§ Work instructions:
In full and without deviation, write out the entries that follow.

§ Records supplied:

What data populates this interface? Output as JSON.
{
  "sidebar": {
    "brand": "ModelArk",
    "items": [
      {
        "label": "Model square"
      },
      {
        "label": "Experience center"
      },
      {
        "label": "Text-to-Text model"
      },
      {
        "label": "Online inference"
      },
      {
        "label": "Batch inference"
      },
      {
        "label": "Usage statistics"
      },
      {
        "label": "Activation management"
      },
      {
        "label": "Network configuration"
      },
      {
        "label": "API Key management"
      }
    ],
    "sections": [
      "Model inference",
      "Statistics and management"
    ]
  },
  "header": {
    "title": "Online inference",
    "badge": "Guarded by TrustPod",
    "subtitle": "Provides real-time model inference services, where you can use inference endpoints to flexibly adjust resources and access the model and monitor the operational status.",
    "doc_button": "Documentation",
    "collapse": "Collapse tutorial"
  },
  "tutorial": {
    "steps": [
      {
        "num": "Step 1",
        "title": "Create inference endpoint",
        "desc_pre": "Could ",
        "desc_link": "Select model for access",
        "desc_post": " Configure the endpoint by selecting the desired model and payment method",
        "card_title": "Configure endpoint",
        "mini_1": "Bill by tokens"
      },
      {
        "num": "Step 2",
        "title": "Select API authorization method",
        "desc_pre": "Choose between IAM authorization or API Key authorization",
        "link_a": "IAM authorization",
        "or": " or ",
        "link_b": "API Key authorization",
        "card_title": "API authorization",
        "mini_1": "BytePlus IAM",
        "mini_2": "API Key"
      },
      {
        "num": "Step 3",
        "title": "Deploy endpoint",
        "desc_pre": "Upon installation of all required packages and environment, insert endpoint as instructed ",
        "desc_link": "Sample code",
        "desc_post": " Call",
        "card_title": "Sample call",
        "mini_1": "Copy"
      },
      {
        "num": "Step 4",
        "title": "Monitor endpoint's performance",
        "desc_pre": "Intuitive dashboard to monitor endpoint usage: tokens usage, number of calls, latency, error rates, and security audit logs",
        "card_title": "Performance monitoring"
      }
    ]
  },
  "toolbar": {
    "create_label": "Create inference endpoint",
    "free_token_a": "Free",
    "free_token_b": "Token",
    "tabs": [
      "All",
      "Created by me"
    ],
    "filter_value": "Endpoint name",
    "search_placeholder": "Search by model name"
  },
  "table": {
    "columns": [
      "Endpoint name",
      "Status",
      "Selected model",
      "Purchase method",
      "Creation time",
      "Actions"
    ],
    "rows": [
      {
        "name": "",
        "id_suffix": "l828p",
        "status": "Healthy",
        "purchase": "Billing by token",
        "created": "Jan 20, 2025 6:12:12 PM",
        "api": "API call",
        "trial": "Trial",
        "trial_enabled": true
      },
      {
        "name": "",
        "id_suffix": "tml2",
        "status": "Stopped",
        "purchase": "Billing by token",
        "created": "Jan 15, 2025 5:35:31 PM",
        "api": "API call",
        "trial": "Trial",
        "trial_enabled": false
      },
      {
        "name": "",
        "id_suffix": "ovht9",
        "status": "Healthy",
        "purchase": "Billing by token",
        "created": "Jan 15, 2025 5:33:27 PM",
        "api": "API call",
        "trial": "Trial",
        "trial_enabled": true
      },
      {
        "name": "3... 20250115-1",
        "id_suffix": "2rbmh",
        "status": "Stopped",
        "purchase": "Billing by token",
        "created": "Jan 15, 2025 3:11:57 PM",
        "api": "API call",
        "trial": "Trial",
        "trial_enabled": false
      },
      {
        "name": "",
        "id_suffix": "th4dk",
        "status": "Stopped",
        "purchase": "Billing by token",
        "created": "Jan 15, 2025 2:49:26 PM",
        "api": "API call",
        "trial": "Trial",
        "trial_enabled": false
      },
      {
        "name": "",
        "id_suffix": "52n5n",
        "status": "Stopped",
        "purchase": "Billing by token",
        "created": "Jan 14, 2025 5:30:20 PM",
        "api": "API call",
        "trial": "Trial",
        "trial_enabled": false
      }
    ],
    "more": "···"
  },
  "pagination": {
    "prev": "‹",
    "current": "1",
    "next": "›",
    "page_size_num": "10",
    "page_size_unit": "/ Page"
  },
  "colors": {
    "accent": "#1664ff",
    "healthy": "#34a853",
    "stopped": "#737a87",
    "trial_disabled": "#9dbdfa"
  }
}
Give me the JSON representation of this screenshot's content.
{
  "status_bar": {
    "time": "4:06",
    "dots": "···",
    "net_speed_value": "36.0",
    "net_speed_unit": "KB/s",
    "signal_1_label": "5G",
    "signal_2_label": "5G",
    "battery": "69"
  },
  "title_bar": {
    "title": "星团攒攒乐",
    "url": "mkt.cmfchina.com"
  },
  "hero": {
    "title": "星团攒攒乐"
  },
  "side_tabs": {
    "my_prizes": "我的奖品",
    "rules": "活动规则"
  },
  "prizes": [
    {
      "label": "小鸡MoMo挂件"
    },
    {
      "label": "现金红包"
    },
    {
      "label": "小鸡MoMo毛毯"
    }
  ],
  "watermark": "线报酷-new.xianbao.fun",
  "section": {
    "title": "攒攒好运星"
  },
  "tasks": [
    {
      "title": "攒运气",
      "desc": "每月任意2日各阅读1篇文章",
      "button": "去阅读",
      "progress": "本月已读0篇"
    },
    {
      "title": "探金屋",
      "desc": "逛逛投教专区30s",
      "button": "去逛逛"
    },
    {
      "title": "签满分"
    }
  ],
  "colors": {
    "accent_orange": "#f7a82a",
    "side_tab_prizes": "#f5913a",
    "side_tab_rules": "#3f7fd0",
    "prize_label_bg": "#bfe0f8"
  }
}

§ Problem solution:
What data populates this interface? Output as JSON.
{
  "sidebar": {
    "brand": "ModelArk",
    "items": [
      {
        "label": "Model square"
      },
      {
        "label": "Experience center"
      },
      {
        "label": "Text-to-Text model"
      },
      {
        "label": "Online inference"
      },
      {
        "label": "Batch inference"
      },
      {
        "label": "Usage statistics"
      },
      {
        "label": "Activation management"
      },
      {
        "label": "Network configuration"
      },
      {
        "label": "API Key management"
      }
    ],
    "sections": [
      "Model inference",
      "Statistics and management"
    ]
  },
  "header": {
    "title": "Online inference",
    "badge": "Guarded by TrustPod",
    "subtitle": "Provides real-time model inference services, where you can use inference endpoints to flexibly adjust resources and access the model and monitor the operational status.",
    "doc_button": "Documentation",
    "collapse": "Collapse tutorial"
  },
  "tutorial": {
    "steps": [
      {
        "num": "Step 1",
        "title": "Create inference endpoint",
        "desc_pre": "Could ",
        "desc_link": "Select model for access",
        "desc_post": " Configure the endpoint by selecting the desired model and payment method",
        "card_title": "Configure endpoint",
        "mini_1": "Bill by tokens"
      },
      {
        "num": "Step 2",
        "title": "Select API authorization method",
        "desc_pre": "Choose between IAM authorization or API Key authorization",
        "link_a": "IAM authorization",
        "or": " or ",
        "link_b": "API Key authorization",
        "card_title": "API authorization",
        "mini_1": "BytePlus IAM",
        "mini_2": "API Key"
      },
      {
        "num": "Step 3",
        "title": "Deploy endpoint",
        "desc_pre": "Upon installation of all required packages and environment, insert endpoint as instructed ",
        "desc_link": "Sample code",
        "desc_post": " Call",
        "card_title": "Sample call",
        "mini_1": "Copy"
      },
      {
        "num": "Step 4",
        "title": "Monitor endpoint's performance",
        "desc_pre": "Intuitive dashboard to monitor endpoint usage: tokens usage, number of calls, latency, error rates, and security audit logs",
        "card_title": "Performance monitoring"
      }
    ]
  },
  "toolbar": {
    "create_label": "Create inference endpoint",
    "free_token_a": "Free",
    "free_token_b": "Token",
    "tabs": [
      "All",
      "Created by me"
    ],
    "filter_value": "Endpoint name",
    "search_placeholder": "Search by model name"
  },
  "table": {
    "columns": [
      "Endpoint name",
      "Status",
      "Selected model",
      "Purchase method",
      "Creation time",
      "Actions"
    ],
    "rows": [
      {
        "name": "",
        "id_suffix": "l828p",
        "status": "Healthy",
        "purchase": "Billing by token",
        "created": "Jan 20, 2025 6:12:12 PM",
        "api": "API call",
        "trial": "Trial",
        "trial_enabled": true
      },
      {
        "name": "",
        "id_suffix": "tml2",
        "status": "Stopped",
        "purchase": "Billing by token",
        "created": "Jan 15, 2025 5:35:31 PM",
        "api": "API call",
        "trial": "Trial",
        "trial_enabled": false
      },
      {
        "name": "",
        "id_suffix": "ovht9",
        "status": "Healthy",
        "purchase": "Billing by token",
        "created": "Jan 15, 2025 5:33:27 PM",
        "api": "API call",
        "trial": "Trial",
        "trial_enabled": true
      },
      {
        "name": "3... 20250115-1",
        "id_suffix": "2rbmh",
        "status": "Stopped",
        "purchase": "Billing by token",
        "created": "Jan 15, 2025 3:11:57 PM",
        "api": "API call",
        "trial": "Trial",
        "trial_enabled": false
      },
      {
        "name": "",
        "id_suffix": "th4dk",
        "status": "Stopped",
        "purchase": "Billing by token",
        "created": "Jan 15, 2025 2:49:26 PM",
        "api": "API call",
        "trial": "Trial",
        "trial_enabled": false
      },
      {
        "name": "",
        "id_suffix": "52n5n",
        "status": "Stopped",
        "purchase": "Billing by token",
        "created": "Jan 14, 2025 5:30:20 PM",
        "api": "API call",
        "trial": "Trial",
        "trial_enabled": false
      }
    ],
    "more": "···"
  },
  "pagination": {
    "prev": "‹",
    "current": "1",
    "next": "›",
    "page_size_num": "10",
    "page_size_unit": "/ Page"
  },
  "colors": {
    "accent": "#1664ff",
    "healthy": "#34a853",
    "stopped": "#737a87",
    "trial_disabled": "#9dbdfa"
  }
}
Give me the JSON representation of this screenshot's content.
{
  "status_bar": {
    "time": "4:06",
    "dots": "···",
    "net_speed_value": "36.0",
    "net_speed_unit": "KB/s",
    "signal_1_label": "5G",
    "signal_2_label": "5G",
    "battery": "69"
  },
  "title_bar": {
    "title": "星团攒攒乐",
    "url": "mkt.cmfchina.com"
  },
  "hero": {
    "title": "星团攒攒乐"
  },
  "side_tabs": {
    "my_prizes": "我的奖品",
    "rules": "活动规则"
  },
  "prizes": [
    {
      "label": "小鸡MoMo挂件"
    },
    {
      "label": "现金红包"
    },
    {
      "label": "小鸡MoMo毛毯"
    }
  ],
  "watermark": "线报酷-new.xianbao.fun",
  "section": {
    "title": "攒攒好运星"
  },
  "tasks": [
    {
      "title": "攒运气",
      "desc": "每月任意2日各阅读1篇文章",
      "button": "去阅读",
      "progress": "本月已读0篇"
    },
    {
      "title": "探金屋",
      "desc": "逛逛投教专区30s",
      "button": "去逛逛"
    },
    {
      "title": "签满分"
    }
  ],
  "colors": {
    "accent_orange": "#f7a82a",
    "side_tab_prizes": "#f5913a",
    "side_tab_rules": "#3f7fd0",
    "prize_label_bg": "#bfe0f8"
  }
}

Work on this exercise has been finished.